• _What is expected_
Please render the data from the line with "Find all labels, buttons, inputs, and" up to and including the line with "rsi-tick-label-2: 40.000: [1143, 590, 1177, 602]" as a numbered list. Skip any blank lines and leave the pictures out.

• _Data to use_
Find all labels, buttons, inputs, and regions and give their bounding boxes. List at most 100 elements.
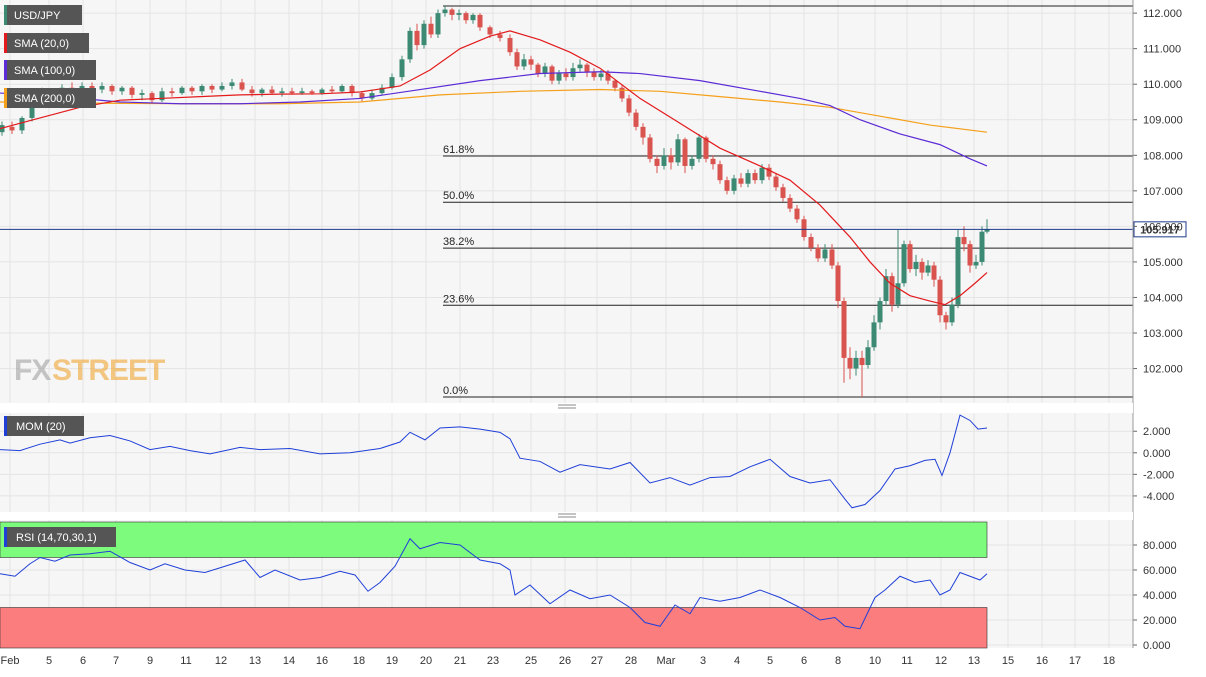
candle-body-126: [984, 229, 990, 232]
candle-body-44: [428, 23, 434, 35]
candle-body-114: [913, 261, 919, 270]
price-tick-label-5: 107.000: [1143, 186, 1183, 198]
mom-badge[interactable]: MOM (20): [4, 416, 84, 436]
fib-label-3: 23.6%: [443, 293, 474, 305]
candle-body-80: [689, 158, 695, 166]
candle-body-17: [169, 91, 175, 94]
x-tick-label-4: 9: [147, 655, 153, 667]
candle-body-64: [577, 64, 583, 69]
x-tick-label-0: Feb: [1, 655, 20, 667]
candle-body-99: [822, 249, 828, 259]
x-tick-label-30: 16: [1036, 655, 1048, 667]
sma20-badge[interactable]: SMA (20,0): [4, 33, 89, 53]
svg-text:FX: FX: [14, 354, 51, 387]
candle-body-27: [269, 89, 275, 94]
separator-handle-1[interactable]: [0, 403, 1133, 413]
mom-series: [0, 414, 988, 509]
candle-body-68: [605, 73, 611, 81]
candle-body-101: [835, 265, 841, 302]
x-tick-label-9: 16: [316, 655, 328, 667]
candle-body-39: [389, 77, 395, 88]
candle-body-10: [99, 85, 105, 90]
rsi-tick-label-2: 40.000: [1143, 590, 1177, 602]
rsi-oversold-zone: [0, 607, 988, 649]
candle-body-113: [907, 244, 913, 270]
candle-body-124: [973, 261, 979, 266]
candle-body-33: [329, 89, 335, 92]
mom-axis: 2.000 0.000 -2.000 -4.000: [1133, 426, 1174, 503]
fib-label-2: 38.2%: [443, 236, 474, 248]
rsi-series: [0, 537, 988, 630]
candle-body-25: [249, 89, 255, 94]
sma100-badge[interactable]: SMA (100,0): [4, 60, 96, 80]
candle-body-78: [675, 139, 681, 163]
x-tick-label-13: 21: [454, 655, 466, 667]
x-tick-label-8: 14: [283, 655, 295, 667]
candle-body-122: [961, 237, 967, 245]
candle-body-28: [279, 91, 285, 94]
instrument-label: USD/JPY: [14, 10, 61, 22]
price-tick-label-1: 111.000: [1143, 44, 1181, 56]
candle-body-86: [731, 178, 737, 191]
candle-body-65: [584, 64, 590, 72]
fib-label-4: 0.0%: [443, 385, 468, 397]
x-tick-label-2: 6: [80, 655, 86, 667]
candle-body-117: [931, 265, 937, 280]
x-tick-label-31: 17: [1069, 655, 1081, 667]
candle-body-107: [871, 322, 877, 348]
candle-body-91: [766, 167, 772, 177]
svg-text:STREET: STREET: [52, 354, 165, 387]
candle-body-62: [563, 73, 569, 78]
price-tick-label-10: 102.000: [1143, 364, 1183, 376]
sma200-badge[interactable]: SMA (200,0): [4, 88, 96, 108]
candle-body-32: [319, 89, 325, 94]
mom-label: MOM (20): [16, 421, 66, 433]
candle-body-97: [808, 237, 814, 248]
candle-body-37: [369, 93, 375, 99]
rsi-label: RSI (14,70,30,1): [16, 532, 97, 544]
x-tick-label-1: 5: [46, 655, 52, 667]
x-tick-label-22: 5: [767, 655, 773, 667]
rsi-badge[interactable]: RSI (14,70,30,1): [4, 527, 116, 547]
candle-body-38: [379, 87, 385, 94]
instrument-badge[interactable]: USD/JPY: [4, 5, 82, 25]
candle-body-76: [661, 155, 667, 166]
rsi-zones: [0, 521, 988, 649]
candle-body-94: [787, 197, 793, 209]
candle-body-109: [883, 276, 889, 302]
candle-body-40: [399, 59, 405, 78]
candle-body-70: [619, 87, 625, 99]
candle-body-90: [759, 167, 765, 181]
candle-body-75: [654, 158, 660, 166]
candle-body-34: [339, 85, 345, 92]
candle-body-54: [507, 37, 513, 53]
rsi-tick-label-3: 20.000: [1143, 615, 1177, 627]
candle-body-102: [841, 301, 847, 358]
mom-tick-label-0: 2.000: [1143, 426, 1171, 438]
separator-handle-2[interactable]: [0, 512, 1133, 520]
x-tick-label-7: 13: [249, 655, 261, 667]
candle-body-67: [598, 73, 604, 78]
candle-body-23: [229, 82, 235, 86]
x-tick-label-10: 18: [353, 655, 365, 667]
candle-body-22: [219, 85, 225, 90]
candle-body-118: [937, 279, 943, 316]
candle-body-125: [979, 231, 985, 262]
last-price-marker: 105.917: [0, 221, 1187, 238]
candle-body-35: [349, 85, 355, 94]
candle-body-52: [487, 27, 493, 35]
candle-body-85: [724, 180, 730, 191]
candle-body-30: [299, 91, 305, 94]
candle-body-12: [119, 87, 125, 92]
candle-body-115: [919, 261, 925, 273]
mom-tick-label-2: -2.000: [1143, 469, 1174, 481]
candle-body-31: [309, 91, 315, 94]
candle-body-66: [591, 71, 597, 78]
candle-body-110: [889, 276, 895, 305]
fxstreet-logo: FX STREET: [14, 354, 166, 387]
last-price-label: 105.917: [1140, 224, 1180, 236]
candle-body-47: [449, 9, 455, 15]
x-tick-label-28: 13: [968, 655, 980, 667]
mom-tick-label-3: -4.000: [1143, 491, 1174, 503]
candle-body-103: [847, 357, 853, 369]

...

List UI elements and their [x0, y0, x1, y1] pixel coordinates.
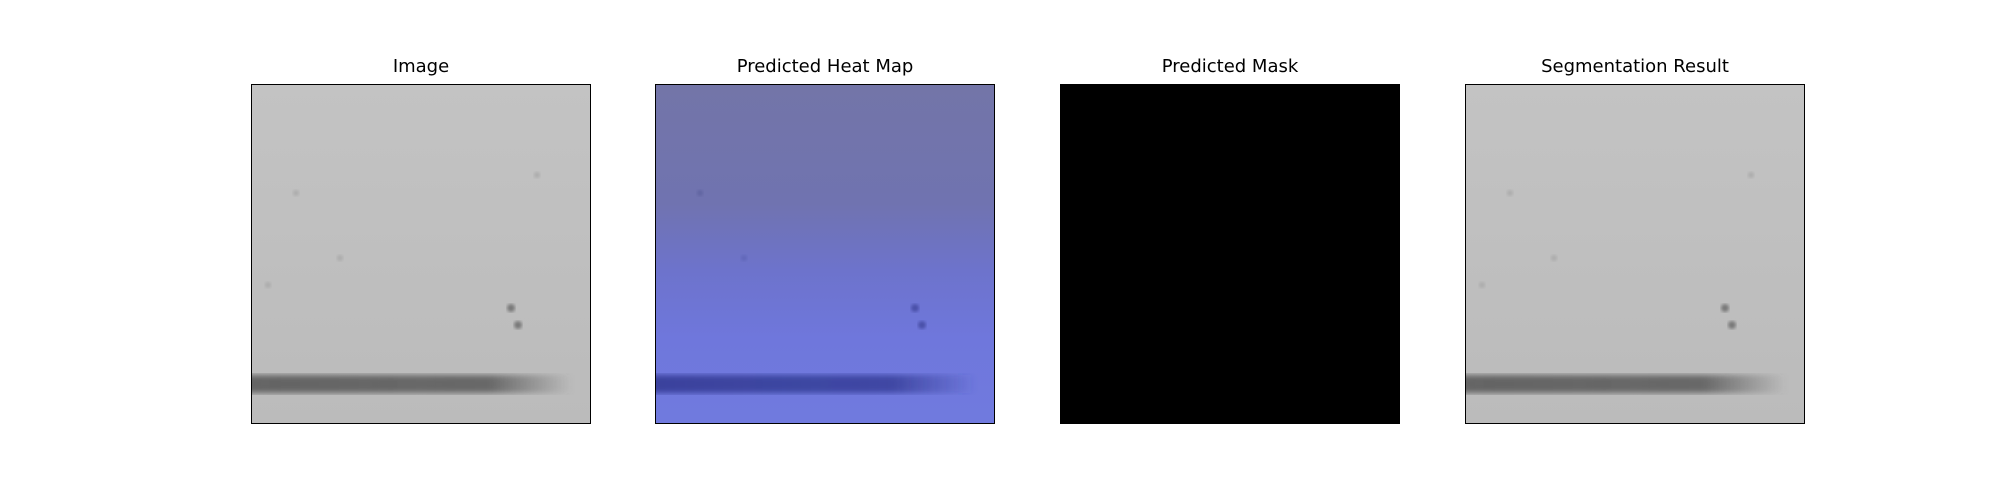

==

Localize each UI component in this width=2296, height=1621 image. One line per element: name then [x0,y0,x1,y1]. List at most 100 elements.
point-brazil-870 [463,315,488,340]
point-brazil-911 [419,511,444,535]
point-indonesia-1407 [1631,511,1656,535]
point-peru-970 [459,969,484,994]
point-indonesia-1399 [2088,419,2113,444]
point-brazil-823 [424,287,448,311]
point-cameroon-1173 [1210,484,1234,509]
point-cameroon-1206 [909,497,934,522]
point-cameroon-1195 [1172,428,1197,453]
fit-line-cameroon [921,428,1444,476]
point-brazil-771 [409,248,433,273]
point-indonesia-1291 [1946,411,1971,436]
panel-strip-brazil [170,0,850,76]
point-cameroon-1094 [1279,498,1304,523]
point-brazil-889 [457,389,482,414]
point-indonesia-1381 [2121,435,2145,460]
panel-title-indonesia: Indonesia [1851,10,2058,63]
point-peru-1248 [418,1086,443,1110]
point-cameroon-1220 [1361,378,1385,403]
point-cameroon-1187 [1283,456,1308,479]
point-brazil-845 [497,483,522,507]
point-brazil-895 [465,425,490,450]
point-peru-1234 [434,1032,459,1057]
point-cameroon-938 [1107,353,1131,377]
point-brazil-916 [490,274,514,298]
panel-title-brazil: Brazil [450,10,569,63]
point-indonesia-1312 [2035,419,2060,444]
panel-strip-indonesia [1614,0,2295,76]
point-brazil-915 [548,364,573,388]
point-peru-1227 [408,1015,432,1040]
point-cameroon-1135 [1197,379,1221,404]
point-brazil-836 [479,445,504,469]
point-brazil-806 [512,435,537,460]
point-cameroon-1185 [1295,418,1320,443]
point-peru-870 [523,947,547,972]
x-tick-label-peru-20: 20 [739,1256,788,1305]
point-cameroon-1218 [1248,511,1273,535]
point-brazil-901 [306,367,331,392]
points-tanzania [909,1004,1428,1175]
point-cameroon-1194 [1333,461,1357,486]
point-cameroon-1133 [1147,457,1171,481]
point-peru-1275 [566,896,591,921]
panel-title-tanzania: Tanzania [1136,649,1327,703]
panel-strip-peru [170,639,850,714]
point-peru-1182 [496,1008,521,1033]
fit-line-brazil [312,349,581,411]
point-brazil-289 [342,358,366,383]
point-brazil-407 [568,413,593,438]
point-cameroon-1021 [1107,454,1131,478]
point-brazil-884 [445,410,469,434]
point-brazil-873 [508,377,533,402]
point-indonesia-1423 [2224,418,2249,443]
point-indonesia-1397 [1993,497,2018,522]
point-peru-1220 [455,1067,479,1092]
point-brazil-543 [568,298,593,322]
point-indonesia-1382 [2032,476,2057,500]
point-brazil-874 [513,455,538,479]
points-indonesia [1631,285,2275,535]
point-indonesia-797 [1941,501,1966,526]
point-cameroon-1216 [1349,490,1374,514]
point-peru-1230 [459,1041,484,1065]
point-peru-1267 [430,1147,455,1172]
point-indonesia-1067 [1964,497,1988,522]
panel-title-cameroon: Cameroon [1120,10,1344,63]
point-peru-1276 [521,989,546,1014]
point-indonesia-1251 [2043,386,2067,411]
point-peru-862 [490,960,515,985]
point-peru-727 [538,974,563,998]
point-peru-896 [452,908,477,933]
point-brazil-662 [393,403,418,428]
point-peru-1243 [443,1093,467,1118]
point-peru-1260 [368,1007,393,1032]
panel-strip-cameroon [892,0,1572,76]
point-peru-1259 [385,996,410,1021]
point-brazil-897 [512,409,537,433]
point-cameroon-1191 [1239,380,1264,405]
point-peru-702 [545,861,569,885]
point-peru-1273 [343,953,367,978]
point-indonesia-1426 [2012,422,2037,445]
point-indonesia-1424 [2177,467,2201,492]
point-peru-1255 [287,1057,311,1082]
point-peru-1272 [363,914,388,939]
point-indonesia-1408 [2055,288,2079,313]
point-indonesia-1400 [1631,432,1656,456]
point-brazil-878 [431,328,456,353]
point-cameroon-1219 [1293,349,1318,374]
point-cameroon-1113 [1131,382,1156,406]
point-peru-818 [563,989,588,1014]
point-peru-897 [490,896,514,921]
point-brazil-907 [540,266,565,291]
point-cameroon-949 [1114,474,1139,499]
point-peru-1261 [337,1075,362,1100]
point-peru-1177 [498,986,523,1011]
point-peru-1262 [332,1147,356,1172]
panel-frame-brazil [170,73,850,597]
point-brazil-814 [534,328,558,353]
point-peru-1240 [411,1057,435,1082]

• _The reply_
1. Find all labels, buttons, inputs, and regions and give their bounding boxes. List at most 100 elements.
2. candle-body-126: [984, 229, 990, 232]
3. candle-body-44: [428, 23, 434, 35]
4. candle-body-114: [913, 261, 919, 270]
5. price-tick-label-5: 107.000: [1143, 186, 1183, 198]
6. mom-badge[interactable]: MOM (20): [4, 416, 84, 436]
7. fib-label-3: 23.6%: [443, 293, 474, 305]
8. candle-body-80: [689, 158, 695, 166]
9. candle-body-17: [169, 91, 175, 94]
10. x-tick-label-4: 9: [147, 655, 153, 667]
11. candle-body-64: [577, 64, 583, 69]
12. x-tick-label-0: Feb: [1, 655, 20, 667]
13. candle-body-99: [822, 249, 828, 259]
14. x-tick-label-30: 16: [1036, 655, 1048, 667]
15. sma20-badge[interactable]: SMA (20,0): [4, 33, 89, 53]
16. svg-text:FX: FX: [14, 354, 51, 387]
17. candle-body-27: [269, 89, 275, 94]
18. separator-handle-1[interactable]: [0, 403, 1133, 413]
19. mom-series: [0, 414, 988, 509]
20. candle-body-68: [605, 73, 611, 81]
21. candle-body-101: [835, 265, 841, 302]
22. x-tick-label-9: 16: [316, 655, 328, 667]
23. candle-body-39: [389, 77, 395, 88]
24. candle-body-10: [99, 85, 105, 90]
25. rsi-tick-label-2: 40.000: [1143, 590, 1177, 602]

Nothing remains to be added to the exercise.